Problem to solve
Filter the data for lines with the word "Grains", then copy every line so identified.
[START OF Records supplied]
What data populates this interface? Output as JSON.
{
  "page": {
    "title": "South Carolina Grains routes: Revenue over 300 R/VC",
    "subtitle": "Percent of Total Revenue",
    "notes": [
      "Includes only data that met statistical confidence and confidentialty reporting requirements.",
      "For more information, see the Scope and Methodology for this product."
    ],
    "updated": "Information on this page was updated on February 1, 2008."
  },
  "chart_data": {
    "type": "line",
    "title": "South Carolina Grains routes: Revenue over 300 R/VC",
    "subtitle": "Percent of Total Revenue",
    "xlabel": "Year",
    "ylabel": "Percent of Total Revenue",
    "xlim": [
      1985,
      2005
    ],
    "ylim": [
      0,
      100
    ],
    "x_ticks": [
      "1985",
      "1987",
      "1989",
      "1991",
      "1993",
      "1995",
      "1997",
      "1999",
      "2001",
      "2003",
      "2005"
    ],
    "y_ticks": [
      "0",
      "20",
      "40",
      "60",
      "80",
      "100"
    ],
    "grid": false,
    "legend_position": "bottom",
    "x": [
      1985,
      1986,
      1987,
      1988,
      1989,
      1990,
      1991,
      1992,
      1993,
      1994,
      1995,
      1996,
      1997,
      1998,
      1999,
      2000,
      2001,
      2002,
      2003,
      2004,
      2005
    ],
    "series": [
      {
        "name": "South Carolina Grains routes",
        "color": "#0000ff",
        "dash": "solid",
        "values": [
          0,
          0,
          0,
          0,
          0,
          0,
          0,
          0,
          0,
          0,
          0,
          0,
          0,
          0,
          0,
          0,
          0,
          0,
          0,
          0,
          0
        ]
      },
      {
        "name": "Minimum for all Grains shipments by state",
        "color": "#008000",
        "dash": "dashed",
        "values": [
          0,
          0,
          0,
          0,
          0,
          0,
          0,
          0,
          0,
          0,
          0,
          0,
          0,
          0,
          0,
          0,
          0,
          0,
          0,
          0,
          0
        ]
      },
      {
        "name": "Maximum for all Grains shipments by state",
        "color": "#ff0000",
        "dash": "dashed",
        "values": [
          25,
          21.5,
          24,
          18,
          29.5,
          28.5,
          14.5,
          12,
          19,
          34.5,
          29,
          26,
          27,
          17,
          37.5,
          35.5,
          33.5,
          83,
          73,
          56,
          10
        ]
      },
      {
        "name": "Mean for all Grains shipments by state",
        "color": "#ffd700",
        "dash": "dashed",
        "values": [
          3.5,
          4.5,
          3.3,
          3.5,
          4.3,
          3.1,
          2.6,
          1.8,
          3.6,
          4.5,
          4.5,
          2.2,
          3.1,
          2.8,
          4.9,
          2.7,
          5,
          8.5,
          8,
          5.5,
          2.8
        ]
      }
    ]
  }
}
[END OF Records supplied]
Right answer
    "title": "South Carolina Grains routes: Revenue over 300 R/VC",
    "title": "South Carolina Grains routes: Revenue over 300 R/VC",
        "name": "South Carolina Grains routes",
        "name": "Minimum for all Grains shipments by state",
        "name": "Maximum for all Grains shipments by state",
        "name": "Mean for all Grains shipments by state",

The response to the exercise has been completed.